* _Required work_
Can you reproduce the records below line for line, with no changes, and leave out the pictures?

******

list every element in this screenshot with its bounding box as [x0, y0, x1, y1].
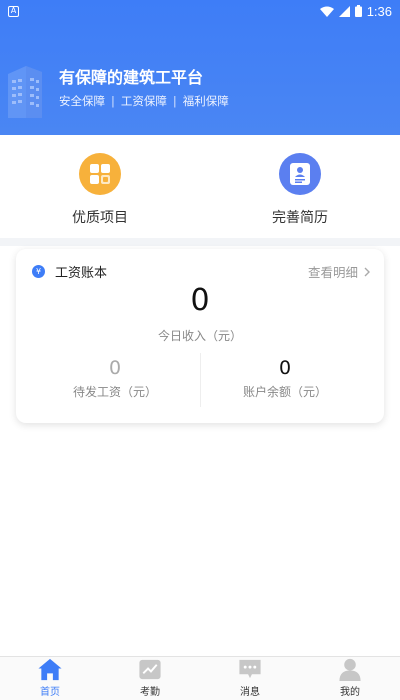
tag-separator: | [111, 94, 115, 108]
tab-attendance[interactable]: 考勤 [100, 657, 200, 700]
section-divider [0, 238, 400, 246]
signal-icon [338, 5, 350, 17]
clock: 1:36 [366, 3, 392, 19]
status-bar: A 1:36 [0, 0, 400, 22]
resume-icon [279, 153, 321, 195]
quality-projects-label: 优质项目 [72, 210, 128, 226]
tab-profile-label: 我的 [340, 687, 360, 698]
page-title: 有保障的建筑工平台 [59, 68, 204, 87]
tab-attendance-label: 考勤 [140, 687, 160, 698]
tab-messages-label: 消息 [240, 687, 260, 698]
view-details-link[interactable]: 查看明细 [308, 262, 370, 281]
profile-icon [339, 658, 361, 682]
pending-salary-value: 0 [108, 357, 122, 379]
chart-icon [139, 659, 161, 680]
message-icon [239, 659, 261, 679]
header-banner: A 1:36 有保障的建筑工平台 安全保障 | 工资保障 | 福利保障 [0, 0, 400, 135]
tab-home[interactable]: 首页 [0, 657, 100, 700]
tab-home-label: 首页 [40, 687, 60, 698]
pending-salary-label: 待发工资（元） [72, 385, 157, 399]
tab-profile[interactable]: 我的 [300, 657, 400, 700]
tag-separator: | [172, 94, 177, 108]
building-icon [8, 66, 42, 118]
account-balance: 0 账户余额（元） [210, 357, 360, 400]
pending-salary: 0 待发工资（元） [40, 357, 190, 400]
tag-safety: 安全保障 [59, 94, 105, 108]
tab-messages[interactable]: 消息 [200, 657, 300, 700]
grid-icon [79, 153, 121, 195]
chevron-right-icon [364, 267, 370, 276]
tag-salary: 工资保障 [120, 94, 167, 108]
complete-resume-button[interactable]: 完善简历 [245, 153, 355, 227]
tag-welfare: 福利保障 [182, 94, 229, 108]
yen-icon: ¥ [32, 265, 45, 278]
vertical-divider [200, 353, 201, 407]
today-income-label: 今日收入（元） [157, 329, 242, 343]
account-balance-label: 账户余额（元） [242, 385, 327, 399]
salary-ledger-card: ¥ 工资账本 查看明细 0 今日收入（元） 0 待发工资（元） 0 账户余额（元… [16, 249, 384, 423]
card-header: ¥ 工资账本 [32, 262, 107, 281]
view-details-label: 查看明细 [307, 265, 358, 280]
guarantee-tags: 安全保障 | 工资保障 | 福利保障 [59, 93, 229, 109]
battery-icon [354, 5, 362, 17]
quality-projects-button[interactable]: 优质项目 [45, 153, 155, 227]
card-title: 工资账本 [55, 266, 108, 281]
home-icon [38, 658, 62, 681]
notification-icon: A [8, 5, 19, 17]
account-balance-value: 0 [278, 357, 292, 379]
complete-resume-label: 完善简历 [272, 210, 328, 226]
bottom-tab-bar: 首页 考勤 消息 我的 [0, 656, 400, 700]
today-income-value: 0 [190, 283, 210, 318]
quick-entries: 优质项目 完善简历 [0, 135, 400, 238]
wifi-icon [319, 6, 334, 17]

******

* _Output below_
list every element in this screenshot with its bounding box as [x0, y0, x1, y1].
tag-separator: | [111, 94, 115, 108]
tab-attendance[interactable]: 考勤 [100, 657, 200, 700]
section-divider [0, 238, 400, 246]
signal-icon [338, 5, 350, 17]
clock: 1:36 [366, 3, 392, 19]
status-bar: A 1:36 [0, 0, 400, 22]
resume-icon [279, 153, 321, 195]
quality-projects-label: 优质项目 [72, 210, 128, 226]
tab-profile-label: 我的 [340, 687, 360, 698]
page-title: 有保障的建筑工平台 [59, 68, 204, 87]
tab-attendance-label: 考勤 [140, 687, 160, 698]
tab-messages-label: 消息 [240, 687, 260, 698]
view-details-link[interactable]: 查看明细 [308, 262, 370, 281]
profile-icon [339, 658, 361, 682]
pending-salary-value: 0 [108, 357, 122, 379]
chart-icon [139, 659, 161, 680]
message-icon [239, 659, 261, 679]
header-banner: A 1:36 有保障的建筑工平台 安全保障 | 工资保障 | 福利保障 [0, 0, 400, 135]
tab-home[interactable]: 首页 [0, 657, 100, 700]
tab-home-label: 首页 [40, 687, 60, 698]
pending-salary-label: 待发工资（元） [72, 385, 157, 399]
tab-profile[interactable]: 我的 [300, 657, 400, 700]
tag-separator: | [172, 94, 177, 108]
building-icon [8, 66, 42, 118]
account-balance: 0 账户余额（元） [210, 357, 360, 400]
pending-salary: 0 待发工资（元） [40, 357, 190, 400]
tag-safety: 安全保障 [59, 94, 105, 108]
tab-messages[interactable]: 消息 [200, 657, 300, 700]
grid-icon [79, 153, 121, 195]
chevron-right-icon [364, 267, 370, 276]
tag-salary: 工资保障 [120, 94, 167, 108]
complete-resume-button[interactable]: 完善简历 [245, 153, 355, 227]
tag-welfare: 福利保障 [182, 94, 229, 108]
yen-icon: ¥ [32, 265, 45, 278]
vertical-divider [200, 353, 201, 407]
today-income-label: 今日收入（元） [157, 329, 242, 343]
account-balance-label: 账户余额（元） [242, 385, 327, 399]
salary-ledger-card: ¥ 工资账本 查看明细 0 今日收入（元） 0 待发工资（元） 0 账户余额（元… [16, 249, 384, 423]
card-header: ¥ 工资账本 [32, 262, 107, 281]
view-details-label: 查看明细 [307, 265, 358, 280]
guarantee-tags: 安全保障 | 工资保障 | 福利保障 [59, 93, 229, 109]
battery-icon [354, 5, 362, 17]
quality-projects-button[interactable]: 优质项目 [45, 153, 155, 227]
card-title: 工资账本 [55, 266, 108, 281]
home-icon [38, 658, 62, 681]
notification-icon: A [8, 5, 19, 17]
account-balance-value: 0 [278, 357, 292, 379]
complete-resume-label: 完善简历 [272, 210, 328, 226]
bottom-tab-bar: 首页 考勤 消息 我的 [0, 656, 400, 700]
today-income-value: 0 [190, 283, 210, 318]
quick-entries: 优质项目 完善简历 [0, 135, 400, 238]
wifi-icon [319, 6, 334, 17]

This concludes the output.